### Exercise brief
Leave every picture out and write out the records below exactly.

┌──

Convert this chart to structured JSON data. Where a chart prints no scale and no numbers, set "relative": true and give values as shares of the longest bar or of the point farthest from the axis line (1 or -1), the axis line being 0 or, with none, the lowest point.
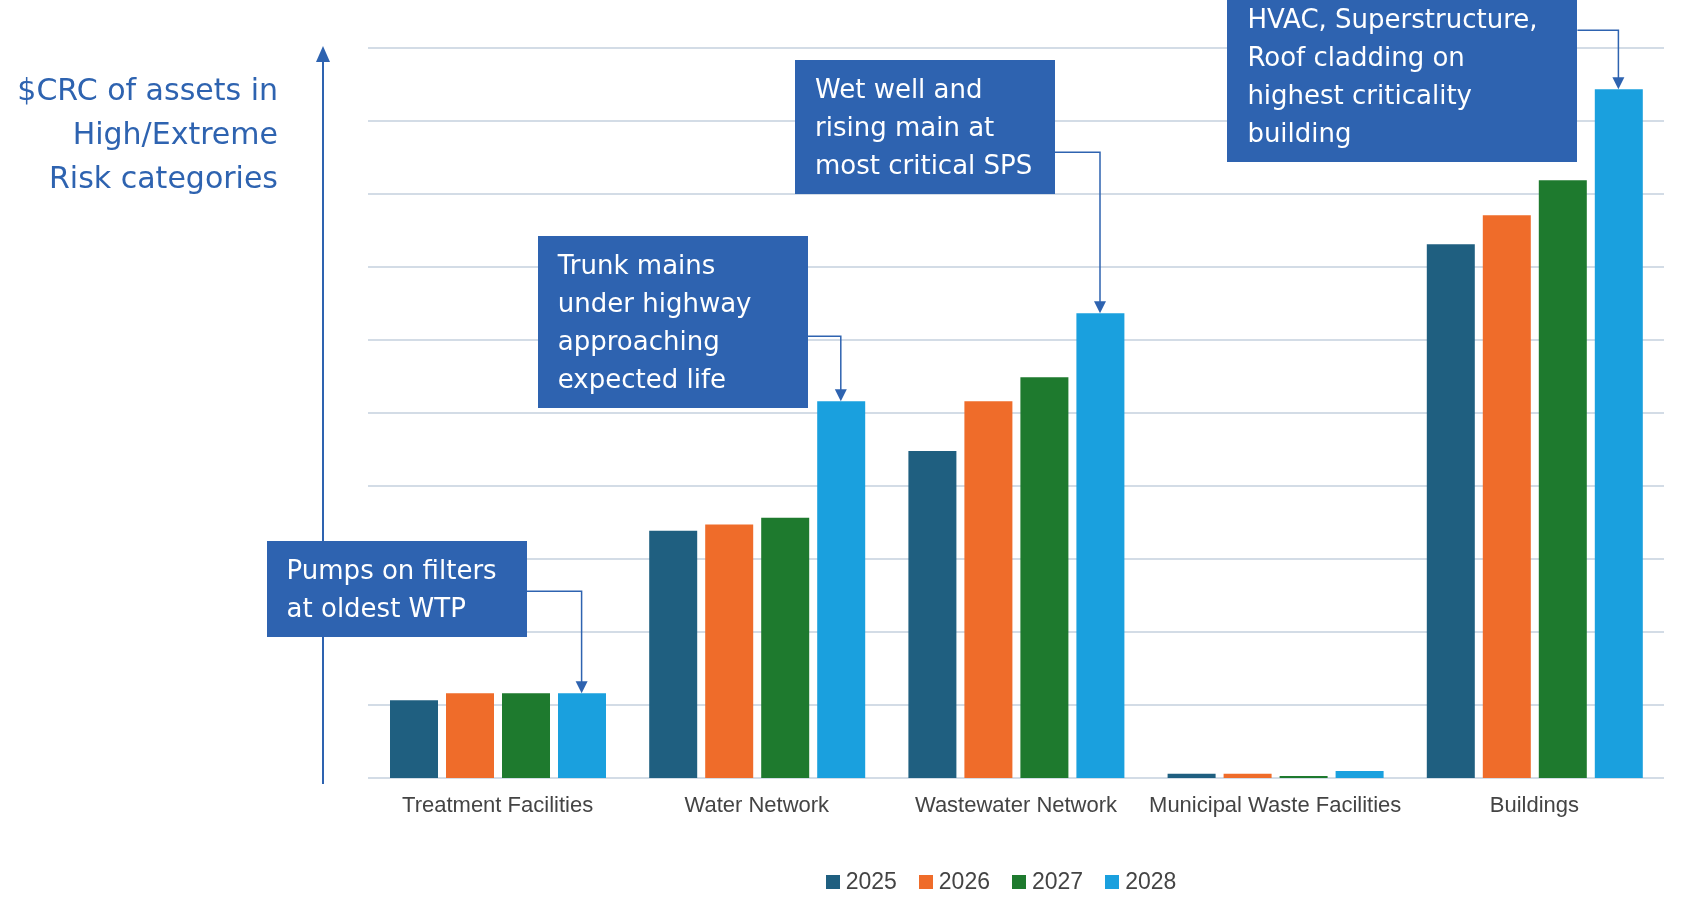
{
  "chart_data": {
    "type": "bar",
    "relative": true,
    "ylabel": "$CRC of assets in High/Extreme Risk categories",
    "categories": [
      "Treatment Facilities",
      "Water Network",
      "Wastewater Network",
      "Municipal Waste Facilities",
      "Buildings"
    ],
    "series": [
      {
        "name": "2025",
        "color": "#1f5f80",
        "values": [
          0.113,
          0.359,
          0.475,
          0.006,
          0.775
        ]
      },
      {
        "name": "2026",
        "color": "#ef6c2a",
        "values": [
          0.123,
          0.368,
          0.547,
          0.006,
          0.817
        ]
      },
      {
        "name": "2027",
        "color": "#1e7a2e",
        "values": [
          0.123,
          0.378,
          0.582,
          0.003,
          0.868
        ]
      },
      {
        "name": "2028",
        "color": "#1aa0de",
        "values": [
          0.123,
          0.547,
          0.675,
          0.01,
          1
        ]
      }
    ],
    "annotations": [
      "Pumps on filters at oldest WTP",
      "Trunk mains under highway approaching expected life",
      "Wet well and rising main at most critical SPS",
      "HVAC, Superstructure, Roof cladding on highest criticality building"
    ],
    "grid": "y",
    "legend": "bottom"
  }
}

└──

### Response
Convert this chart to structured JSON data. Where a chart prints no scale and no numbers, set "relative": true and give values as shares of the longest bar or of the point farthest from the axis line (1 or -1), the axis line being 0 or, with none, the lowest point.
{
  "chart_data": {
    "type": "bar",
    "relative": true,
    "ylabel": "$CRC of assets in High/Extreme Risk categories",
    "categories": [
      "Treatment Facilities",
      "Water Network",
      "Wastewater Network",
      "Municipal Waste Facilities",
      "Buildings"
    ],
    "series": [
      {
        "name": "2025",
        "color": "#1f5f80",
        "values": [
          0.113,
          0.359,
          0.475,
          0.006,
          0.775
        ]
      },
      {
        "name": "2026",
        "color": "#ef6c2a",
        "values": [
          0.123,
          0.368,
          0.547,
          0.006,
          0.817
        ]
      },
      {
        "name": "2027",
        "color": "#1e7a2e",
        "values": [
          0.123,
          0.378,
          0.582,
          0.003,
          0.868
        ]
      },
      {
        "name": "2028",
        "color": "#1aa0de",
        "values": [
          0.123,
          0.547,
          0.675,
          0.01,
          1
        ]
      }
    ],
    "annotations": [
      "Pumps on filters at oldest WTP",
      "Trunk mains under highway approaching expected life",
      "Wet well and rising main at most critical SPS",
      "HVAC, Superstructure, Roof cladding on highest criticality building"
    ],
    "grid": "y",
    "legend": "bottom"
  }
}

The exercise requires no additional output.